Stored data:
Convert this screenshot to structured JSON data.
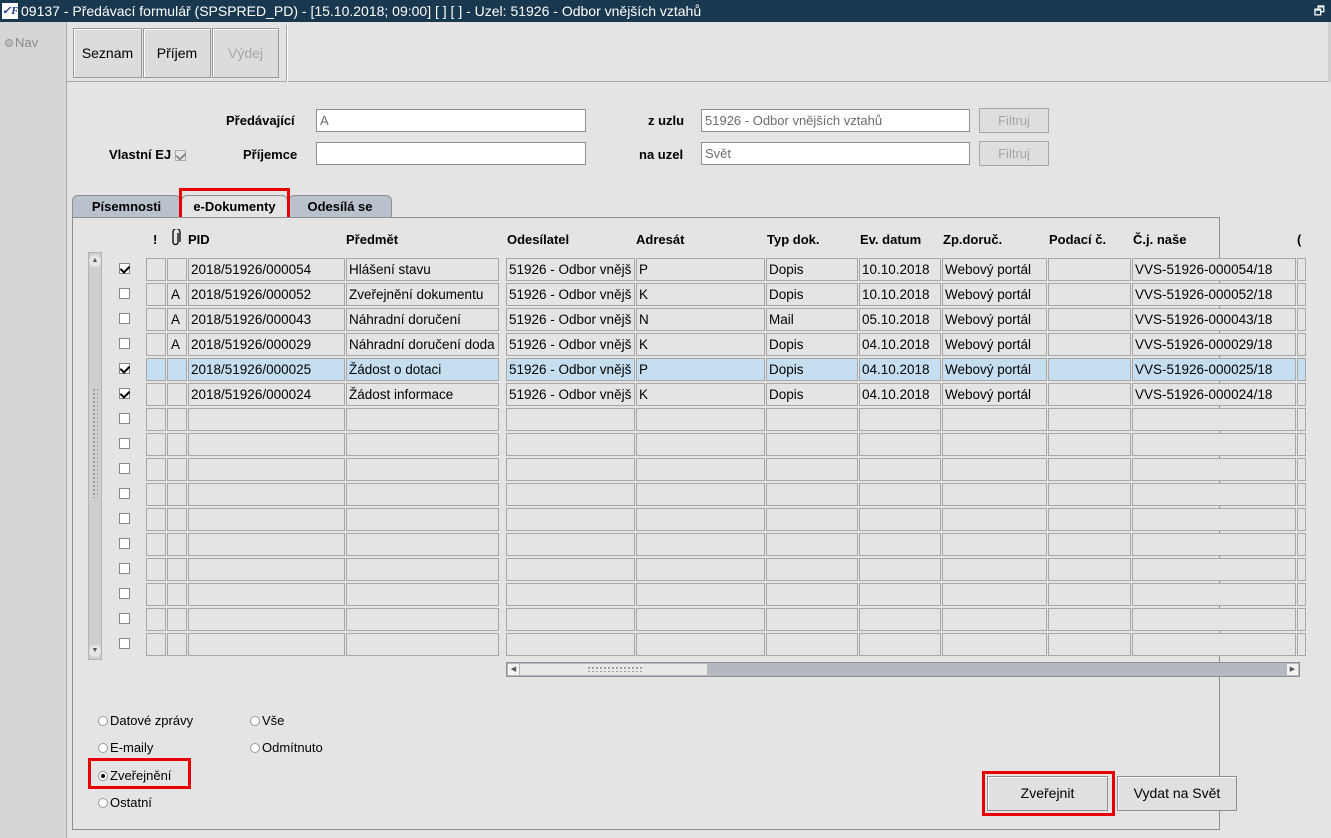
{
  "window": {
    "title": "09137 - Předávací formulář (SPSPRED_PD) - [15.10.2018; 09:00]  [ ]  [ ] - Uzel: 51926 - Odbor vnějších vztahů",
    "app_icon": "✓F",
    "restore_glyph": "🗗"
  },
  "nav": {
    "label": "Nav"
  },
  "toolbar": {
    "seznam": "Seznam",
    "prijem": "Příjem",
    "vydej": "Výdej"
  },
  "filter": {
    "predavajici_label": "Předávající",
    "predavajici_value": "A",
    "prijemce_label": "Příjemce",
    "prijemce_value": "",
    "vlastni_ej_label": "Vlastní EJ",
    "vlastni_ej_checked": true,
    "z_uzlu_label": "z uzlu",
    "z_uzlu_value": "51926 - Odbor vnějších vztahů",
    "na_uzel_label": "na uzel",
    "na_uzel_value": "Svět",
    "filtruj": "Filtruj"
  },
  "tabs": [
    "Písemnosti",
    "e-Dokumenty",
    "Odesílá se"
  ],
  "active_tab": "e-Dokumenty",
  "table": {
    "headers": {
      "excl": "!",
      "attach": "📎",
      "pid": "PID",
      "predmet": "Předmět",
      "odesilatel": "Odesílatel",
      "adresat": "Adresát",
      "typ": "Typ dok.",
      "datum": "Ev. datum",
      "zpdoruc": "Zp.doruč.",
      "podaci": "Podací č.",
      "cj": "Č.j. naše",
      "more": "("
    },
    "rows": [
      {
        "checked": true,
        "excl": "",
        "attach": "",
        "pid": "2018/51926/000054",
        "predmet": "Hlášení stavu",
        "odesilatel": "51926 - Odbor vnějš",
        "adresat": "P",
        "typ": "Dopis",
        "datum": "10.10.2018",
        "zpdoruc": "Webový portál",
        "podaci": "",
        "cj": "VVS-51926-000054/18",
        "selected": false
      },
      {
        "checked": false,
        "excl": "",
        "attach": "A",
        "pid": "2018/51926/000052",
        "predmet": "Zveřejnění dokumentu",
        "odesilatel": "51926 - Odbor vnějš",
        "adresat": "K",
        "typ": "Dopis",
        "datum": "10.10.2018",
        "zpdoruc": "Webový portál",
        "podaci": "",
        "cj": "VVS-51926-000052/18",
        "selected": false
      },
      {
        "checked": false,
        "excl": "",
        "attach": "A",
        "pid": "2018/51926/000043",
        "predmet": "Náhradní doručení",
        "odesilatel": "51926 - Odbor vnějš",
        "adresat": "N",
        "typ": "Mail",
        "datum": "05.10.2018",
        "zpdoruc": "Webový portál",
        "podaci": "",
        "cj": "VVS-51926-000043/18",
        "selected": false
      },
      {
        "checked": false,
        "excl": "",
        "attach": "A",
        "pid": "2018/51926/000029",
        "predmet": "Náhradní doručení doda",
        "odesilatel": "51926 - Odbor vnějš",
        "adresat": "K",
        "typ": "Dopis",
        "datum": "04.10.2018",
        "zpdoruc": "Webový portál",
        "podaci": "",
        "cj": "VVS-51926-000029/18",
        "selected": false
      },
      {
        "checked": true,
        "excl": "",
        "attach": "",
        "pid": "2018/51926/000025",
        "predmet": "Žádost o dotaci",
        "odesilatel": "51926 - Odbor vnějš",
        "adresat": "P",
        "typ": "Dopis",
        "datum": "04.10.2018",
        "zpdoruc": "Webový portál",
        "podaci": "",
        "cj": "VVS-51926-000025/18",
        "selected": true
      },
      {
        "checked": true,
        "excl": "",
        "attach": "",
        "pid": "2018/51926/000024",
        "predmet": "Žádost informace",
        "odesilatel": "51926 - Odbor vnějš",
        "adresat": "K",
        "typ": "Dopis",
        "datum": "04.10.2018",
        "zpdoruc": "Webový portál",
        "podaci": "",
        "cj": "VVS-51926-000024/18",
        "selected": false
      }
    ],
    "empty_rows": 10
  },
  "radios": {
    "datove_zpravy": "Datové zprávy",
    "e_maily": "E-maily",
    "zverejneni": "Zveřejnění",
    "ostatni": "Ostatní",
    "vse": "Vše",
    "odmitnuto": "Odmítnuto",
    "selected": "zverejneni"
  },
  "actions": {
    "zverejnit": "Zveřejnit",
    "vydat_na_svet": "Vydat na Svět"
  },
  "colors": {
    "titlebar": "#18384f",
    "highlight_box": "#e60000",
    "selected_row": "#c5dff0",
    "tab_inactive": "#b9c2cc"
  }
}
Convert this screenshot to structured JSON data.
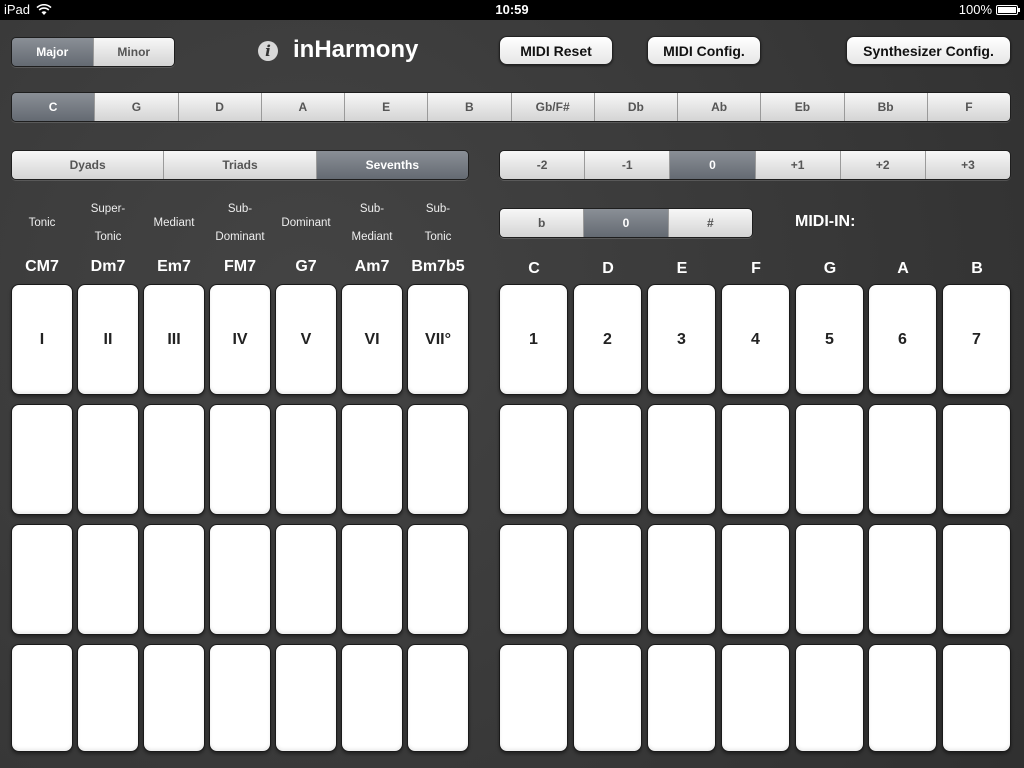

Your task:
Write every record out again exactly; no pictures belong in the copy.

Result:
Convert this screenshot to structured JSON data.
{
  "window": {
    "title": "09137 - Předávací formulář (SPSPRED_PD) - [15.10.2018; 09:00]  [ ]  [ ] - Uzel: 51926 - Odbor vnějších vztahů",
    "app_icon": "✓F",
    "restore_glyph": "🗗"
  },
  "nav": {
    "label": "Nav"
  },
  "toolbar": {
    "seznam": "Seznam",
    "prijem": "Příjem",
    "vydej": "Výdej"
  },
  "filter": {
    "predavajici_label": "Předávající",
    "predavajici_value": "A",
    "prijemce_label": "Příjemce",
    "prijemce_value": "",
    "vlastni_ej_label": "Vlastní EJ",
    "vlastni_ej_checked": true,
    "z_uzlu_label": "z uzlu",
    "z_uzlu_value": "51926 - Odbor vnějších vztahů",
    "na_uzel_label": "na uzel",
    "na_uzel_value": "Svět",
    "filtruj": "Filtruj"
  },
  "tabs": [
    "Písemnosti",
    "e-Dokumenty",
    "Odesílá se"
  ],
  "active_tab": "e-Dokumenty",
  "table": {
    "headers": {
      "excl": "!",
      "attach": "📎",
      "pid": "PID",
      "predmet": "Předmět",
      "odesilatel": "Odesílatel",
      "adresat": "Adresát",
      "typ": "Typ dok.",
      "datum": "Ev. datum",
      "zpdoruc": "Zp.doruč.",
      "podaci": "Podací č.",
      "cj": "Č.j. naše",
      "more": "("
    },
    "rows": [
      {
        "checked": true,
        "excl": "",
        "attach": "",
        "pid": "2018/51926/000054",
        "predmet": "Hlášení stavu",
        "odesilatel": "51926 - Odbor vnějš",
        "adresat": "P",
        "typ": "Dopis",
        "datum": "10.10.2018",
        "zpdoruc": "Webový portál",
        "podaci": "",
        "cj": "VVS-51926-000054/18",
        "selected": false
      },
      {
        "checked": false,
        "excl": "",
        "attach": "A",
        "pid": "2018/51926/000052",
        "predmet": "Zveřejnění dokumentu",
        "odesilatel": "51926 - Odbor vnějš",
        "adresat": "K",
        "typ": "Dopis",
        "datum": "10.10.2018",
        "zpdoruc": "Webový portál",
        "podaci": "",
        "cj": "VVS-51926-000052/18",
        "selected": false
      },
      {
        "checked": false,
        "excl": "",
        "attach": "A",
        "pid": "2018/51926/000043",
        "predmet": "Náhradní doručení",
        "odesilatel": "51926 - Odbor vnějš",
        "adresat": "N",
        "typ": "Mail",
        "datum": "05.10.2018",
        "zpdoruc": "Webový portál",
        "podaci": "",
        "cj": "VVS-51926-000043/18",
        "selected": false
      },
      {
        "checked": false,
        "excl": "",
        "attach": "A",
        "pid": "2018/51926/000029",
        "predmet": "Náhradní doručení doda",
        "odesilatel": "51926 - Odbor vnějš",
        "adresat": "K",
        "typ": "Dopis",
        "datum": "04.10.2018",
        "zpdoruc": "Webový portál",
        "podaci": "",
        "cj": "VVS-51926-000029/18",
        "selected": false
      },
      {
        "checked": true,
        "excl": "",
        "attach": "",
        "pid": "2018/51926/000025",
        "predmet": "Žádost o dotaci",
        "odesilatel": "51926 - Odbor vnějš",
        "adresat": "P",
        "typ": "Dopis",
        "datum": "04.10.2018",
        "zpdoruc": "Webový portál",
        "podaci": "",
        "cj": "VVS-51926-000025/18",
        "selected": true
      },
      {
        "checked": true,
        "excl": "",
        "attach": "",
        "pid": "2018/51926/000024",
        "predmet": "Žádost informace",
        "odesilatel": "51926 - Odbor vnějš",
        "adresat": "K",
        "typ": "Dopis",
        "datum": "04.10.2018",
        "zpdoruc": "Webový portál",
        "podaci": "",
        "cj": "VVS-51926-000024/18",
        "selected": false
      }
    ],
    "empty_rows": 10
  },
  "radios": {
    "datove_zpravy": "Datové zprávy",
    "e_maily": "E-maily",
    "zverejneni": "Zveřejnění",
    "ostatni": "Ostatní",
    "vse": "Vše",
    "odmitnuto": "Odmítnuto",
    "selected": "zverejneni"
  },
  "actions": {
    "zverejnit": "Zveřejnit",
    "vydat_na_svet": "Vydat na Svět"
  },
  "colors": {
    "titlebar": "#18384f",
    "highlight_box": "#e60000",
    "selected_row": "#c5dff0",
    "tab_inactive": "#b9c2cc"
  }
}
Convert this screenshot to structured JSON data.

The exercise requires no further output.